Only the pictures are left out: repeat the rest of the entries exactly.

Collected data entries:
┄┄┄┄┄┄┄┄┄┄

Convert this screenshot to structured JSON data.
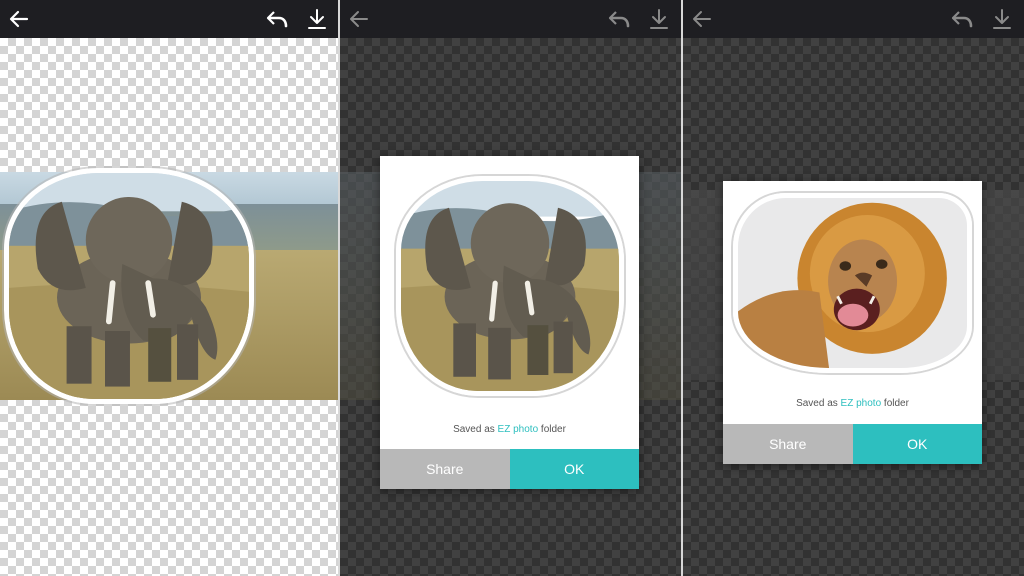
{
  "toolbar": {
    "back_icon": "arrow-left-icon",
    "undo_icon": "undo-icon",
    "download_icon": "download-icon",
    "icon_color_active": "#ffffff",
    "icon_color_dimmed": "#8a8a8a"
  },
  "dialog": {
    "message_prefix": "Saved as ",
    "message_accent": "EZ photo",
    "message_suffix": " folder",
    "share_label": "Share",
    "ok_label": "OK"
  },
  "colors": {
    "accent": "#2dbfbf",
    "share_button": "#b8b8b8",
    "topbar": "#1e1e22"
  }
}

┄┄┄┄┄┄┄┄┄┄

## Response to this exercise
Convert this screenshot to structured JSON data.
{
  "toolbar": {
    "back_icon": "arrow-left-icon",
    "undo_icon": "undo-icon",
    "download_icon": "download-icon",
    "icon_color_active": "#ffffff",
    "icon_color_dimmed": "#8a8a8a"
  },
  "dialog": {
    "message_prefix": "Saved as ",
    "message_accent": "EZ photo",
    "message_suffix": " folder",
    "share_label": "Share",
    "ok_label": "OK"
  },
  "colors": {
    "accent": "#2dbfbf",
    "share_button": "#b8b8b8",
    "topbar": "#1e1e22"
  }
}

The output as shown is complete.